----- Exercise material -----

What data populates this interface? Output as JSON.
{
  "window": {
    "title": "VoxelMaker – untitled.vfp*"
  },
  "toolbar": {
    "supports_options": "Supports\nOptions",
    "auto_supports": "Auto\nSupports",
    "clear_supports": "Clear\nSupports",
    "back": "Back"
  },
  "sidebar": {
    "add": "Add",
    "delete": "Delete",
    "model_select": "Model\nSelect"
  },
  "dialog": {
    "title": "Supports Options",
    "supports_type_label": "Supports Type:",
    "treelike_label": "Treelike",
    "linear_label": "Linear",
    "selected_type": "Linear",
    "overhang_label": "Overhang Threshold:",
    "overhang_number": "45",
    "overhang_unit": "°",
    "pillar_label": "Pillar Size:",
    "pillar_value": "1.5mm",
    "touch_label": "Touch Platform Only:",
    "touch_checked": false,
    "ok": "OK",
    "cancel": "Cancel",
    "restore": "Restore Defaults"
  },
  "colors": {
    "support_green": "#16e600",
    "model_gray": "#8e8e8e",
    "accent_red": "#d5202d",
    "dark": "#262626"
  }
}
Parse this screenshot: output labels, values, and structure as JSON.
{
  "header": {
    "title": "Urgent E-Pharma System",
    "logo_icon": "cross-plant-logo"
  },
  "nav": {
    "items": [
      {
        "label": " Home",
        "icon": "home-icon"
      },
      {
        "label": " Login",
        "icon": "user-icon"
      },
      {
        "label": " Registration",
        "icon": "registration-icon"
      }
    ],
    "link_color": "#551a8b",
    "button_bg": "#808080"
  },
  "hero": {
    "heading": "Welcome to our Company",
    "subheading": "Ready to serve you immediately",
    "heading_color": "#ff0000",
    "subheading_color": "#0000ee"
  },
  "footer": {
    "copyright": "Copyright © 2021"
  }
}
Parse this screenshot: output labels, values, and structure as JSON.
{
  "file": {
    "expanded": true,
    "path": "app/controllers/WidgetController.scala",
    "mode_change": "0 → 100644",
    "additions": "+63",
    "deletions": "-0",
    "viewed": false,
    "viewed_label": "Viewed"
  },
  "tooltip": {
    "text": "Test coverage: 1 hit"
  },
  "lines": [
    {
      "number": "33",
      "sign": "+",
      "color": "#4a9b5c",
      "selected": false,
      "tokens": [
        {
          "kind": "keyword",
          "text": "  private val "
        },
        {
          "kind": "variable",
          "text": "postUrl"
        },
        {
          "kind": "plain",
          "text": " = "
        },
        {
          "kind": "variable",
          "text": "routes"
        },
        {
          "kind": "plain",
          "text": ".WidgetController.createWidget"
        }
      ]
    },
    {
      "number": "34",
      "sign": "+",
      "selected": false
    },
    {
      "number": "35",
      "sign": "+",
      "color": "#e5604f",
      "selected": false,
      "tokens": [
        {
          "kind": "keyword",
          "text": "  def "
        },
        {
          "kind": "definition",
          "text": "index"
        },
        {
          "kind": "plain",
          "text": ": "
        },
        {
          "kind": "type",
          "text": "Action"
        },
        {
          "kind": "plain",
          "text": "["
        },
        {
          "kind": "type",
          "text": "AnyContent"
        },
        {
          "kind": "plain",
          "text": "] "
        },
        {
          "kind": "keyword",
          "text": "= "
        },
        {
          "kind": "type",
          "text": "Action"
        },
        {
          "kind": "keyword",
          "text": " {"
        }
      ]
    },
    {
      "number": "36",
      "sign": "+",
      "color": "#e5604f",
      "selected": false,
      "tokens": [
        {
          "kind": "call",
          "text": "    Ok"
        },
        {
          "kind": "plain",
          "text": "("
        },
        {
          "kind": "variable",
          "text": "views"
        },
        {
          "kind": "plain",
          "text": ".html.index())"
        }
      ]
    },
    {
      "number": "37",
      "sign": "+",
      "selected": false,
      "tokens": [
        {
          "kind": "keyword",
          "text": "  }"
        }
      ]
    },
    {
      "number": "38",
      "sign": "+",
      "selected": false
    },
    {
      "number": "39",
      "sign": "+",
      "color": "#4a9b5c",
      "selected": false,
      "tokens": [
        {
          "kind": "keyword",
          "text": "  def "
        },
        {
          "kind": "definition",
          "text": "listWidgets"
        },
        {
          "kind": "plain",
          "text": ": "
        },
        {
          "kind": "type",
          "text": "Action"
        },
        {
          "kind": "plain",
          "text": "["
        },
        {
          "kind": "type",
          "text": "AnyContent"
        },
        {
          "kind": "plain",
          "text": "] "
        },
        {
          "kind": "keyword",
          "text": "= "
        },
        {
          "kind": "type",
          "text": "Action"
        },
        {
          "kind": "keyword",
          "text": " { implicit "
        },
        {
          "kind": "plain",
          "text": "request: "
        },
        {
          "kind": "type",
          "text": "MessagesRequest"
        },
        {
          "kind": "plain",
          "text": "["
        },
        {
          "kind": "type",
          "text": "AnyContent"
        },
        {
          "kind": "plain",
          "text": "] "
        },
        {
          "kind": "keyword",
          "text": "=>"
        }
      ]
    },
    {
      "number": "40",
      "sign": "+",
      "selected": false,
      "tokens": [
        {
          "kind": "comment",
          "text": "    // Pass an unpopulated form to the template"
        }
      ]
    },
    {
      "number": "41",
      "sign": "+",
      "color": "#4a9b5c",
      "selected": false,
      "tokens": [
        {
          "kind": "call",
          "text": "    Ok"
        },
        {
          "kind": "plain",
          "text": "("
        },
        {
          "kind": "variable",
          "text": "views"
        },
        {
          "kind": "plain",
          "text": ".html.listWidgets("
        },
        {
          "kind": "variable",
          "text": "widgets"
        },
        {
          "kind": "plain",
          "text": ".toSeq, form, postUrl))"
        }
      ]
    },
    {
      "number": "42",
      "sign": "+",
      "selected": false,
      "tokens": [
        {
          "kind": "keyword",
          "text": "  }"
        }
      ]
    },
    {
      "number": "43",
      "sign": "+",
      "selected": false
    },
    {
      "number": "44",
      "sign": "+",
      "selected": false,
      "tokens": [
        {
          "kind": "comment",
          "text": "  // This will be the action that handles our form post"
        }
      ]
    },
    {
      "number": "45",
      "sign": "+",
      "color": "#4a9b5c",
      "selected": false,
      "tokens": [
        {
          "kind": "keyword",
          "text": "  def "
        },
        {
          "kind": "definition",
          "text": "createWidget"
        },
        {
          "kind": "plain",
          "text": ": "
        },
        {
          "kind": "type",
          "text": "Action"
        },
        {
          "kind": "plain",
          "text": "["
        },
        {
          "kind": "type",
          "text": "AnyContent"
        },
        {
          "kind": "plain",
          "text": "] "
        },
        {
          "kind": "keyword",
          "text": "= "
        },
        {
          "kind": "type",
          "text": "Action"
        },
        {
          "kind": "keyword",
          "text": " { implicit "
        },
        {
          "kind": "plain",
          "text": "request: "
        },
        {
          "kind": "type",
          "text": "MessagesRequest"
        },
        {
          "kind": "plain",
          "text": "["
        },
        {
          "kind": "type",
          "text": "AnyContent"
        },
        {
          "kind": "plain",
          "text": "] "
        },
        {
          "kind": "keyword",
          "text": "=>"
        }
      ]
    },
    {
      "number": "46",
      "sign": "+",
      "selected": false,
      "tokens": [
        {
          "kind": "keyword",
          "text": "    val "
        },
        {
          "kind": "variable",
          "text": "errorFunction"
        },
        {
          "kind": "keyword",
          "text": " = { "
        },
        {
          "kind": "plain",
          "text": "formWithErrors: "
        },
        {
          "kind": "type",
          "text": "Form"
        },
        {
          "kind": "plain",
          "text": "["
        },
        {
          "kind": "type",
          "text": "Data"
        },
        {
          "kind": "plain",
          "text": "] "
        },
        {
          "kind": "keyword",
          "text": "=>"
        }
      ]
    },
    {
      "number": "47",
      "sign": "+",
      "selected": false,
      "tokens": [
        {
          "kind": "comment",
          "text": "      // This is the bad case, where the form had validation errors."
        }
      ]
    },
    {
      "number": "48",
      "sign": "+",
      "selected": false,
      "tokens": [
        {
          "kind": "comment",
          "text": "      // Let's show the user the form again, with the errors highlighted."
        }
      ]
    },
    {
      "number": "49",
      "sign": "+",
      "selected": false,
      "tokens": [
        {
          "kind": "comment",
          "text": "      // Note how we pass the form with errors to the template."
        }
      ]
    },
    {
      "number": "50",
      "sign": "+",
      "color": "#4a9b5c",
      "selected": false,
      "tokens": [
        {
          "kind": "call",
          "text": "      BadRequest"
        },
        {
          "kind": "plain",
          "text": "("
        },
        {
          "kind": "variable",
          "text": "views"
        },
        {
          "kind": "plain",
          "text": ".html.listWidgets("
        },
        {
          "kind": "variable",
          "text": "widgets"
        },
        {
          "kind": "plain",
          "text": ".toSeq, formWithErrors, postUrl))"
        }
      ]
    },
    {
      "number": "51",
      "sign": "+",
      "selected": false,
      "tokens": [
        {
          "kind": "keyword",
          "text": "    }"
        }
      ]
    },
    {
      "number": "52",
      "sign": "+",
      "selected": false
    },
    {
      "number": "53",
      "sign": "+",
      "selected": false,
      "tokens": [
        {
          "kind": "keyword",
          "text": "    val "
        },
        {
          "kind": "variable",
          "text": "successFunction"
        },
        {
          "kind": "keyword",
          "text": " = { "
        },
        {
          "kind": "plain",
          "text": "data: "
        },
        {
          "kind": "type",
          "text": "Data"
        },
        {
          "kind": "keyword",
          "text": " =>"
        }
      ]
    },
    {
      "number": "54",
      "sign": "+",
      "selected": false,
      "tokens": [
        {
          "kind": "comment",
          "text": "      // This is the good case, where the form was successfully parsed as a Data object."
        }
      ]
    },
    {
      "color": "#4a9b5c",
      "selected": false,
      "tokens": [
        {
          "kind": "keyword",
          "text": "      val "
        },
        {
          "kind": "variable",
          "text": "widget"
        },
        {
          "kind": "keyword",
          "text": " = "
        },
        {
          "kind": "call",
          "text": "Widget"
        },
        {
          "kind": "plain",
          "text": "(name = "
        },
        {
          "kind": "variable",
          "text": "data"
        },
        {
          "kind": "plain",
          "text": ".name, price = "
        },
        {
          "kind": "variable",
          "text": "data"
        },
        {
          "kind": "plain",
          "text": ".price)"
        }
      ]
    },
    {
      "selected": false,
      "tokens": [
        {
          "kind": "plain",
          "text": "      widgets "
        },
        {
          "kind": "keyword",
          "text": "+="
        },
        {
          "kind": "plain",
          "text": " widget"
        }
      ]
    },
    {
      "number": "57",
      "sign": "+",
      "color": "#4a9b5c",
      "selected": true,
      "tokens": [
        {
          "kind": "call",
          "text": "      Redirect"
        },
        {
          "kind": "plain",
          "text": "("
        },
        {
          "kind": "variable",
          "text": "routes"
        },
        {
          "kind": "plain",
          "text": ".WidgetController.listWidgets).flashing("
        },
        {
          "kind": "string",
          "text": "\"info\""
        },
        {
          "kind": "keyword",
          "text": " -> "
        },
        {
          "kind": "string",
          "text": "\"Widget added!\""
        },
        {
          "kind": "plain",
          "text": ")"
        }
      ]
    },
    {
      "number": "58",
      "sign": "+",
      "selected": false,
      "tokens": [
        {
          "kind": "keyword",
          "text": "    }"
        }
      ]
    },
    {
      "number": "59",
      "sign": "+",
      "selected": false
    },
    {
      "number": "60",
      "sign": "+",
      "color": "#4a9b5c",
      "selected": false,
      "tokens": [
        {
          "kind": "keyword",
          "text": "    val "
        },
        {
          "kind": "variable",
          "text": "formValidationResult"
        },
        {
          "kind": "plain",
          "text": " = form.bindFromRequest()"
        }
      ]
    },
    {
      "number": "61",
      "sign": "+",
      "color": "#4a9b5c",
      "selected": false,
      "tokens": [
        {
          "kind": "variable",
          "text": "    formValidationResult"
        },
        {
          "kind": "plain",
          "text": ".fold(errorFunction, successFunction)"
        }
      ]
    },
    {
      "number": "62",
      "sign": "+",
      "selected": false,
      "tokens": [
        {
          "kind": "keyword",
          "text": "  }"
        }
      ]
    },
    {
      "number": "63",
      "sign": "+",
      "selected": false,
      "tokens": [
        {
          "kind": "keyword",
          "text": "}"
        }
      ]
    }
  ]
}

-----

▶ Work to complete
Return each line of the data that contains the string "listWidgets".

▶ Finished answer
          "text": "listWidgets"
          "text": ".html.listWidgets("
          "text": ".html.listWidgets("
          "text": ".WidgetController.listWidgets).flashing("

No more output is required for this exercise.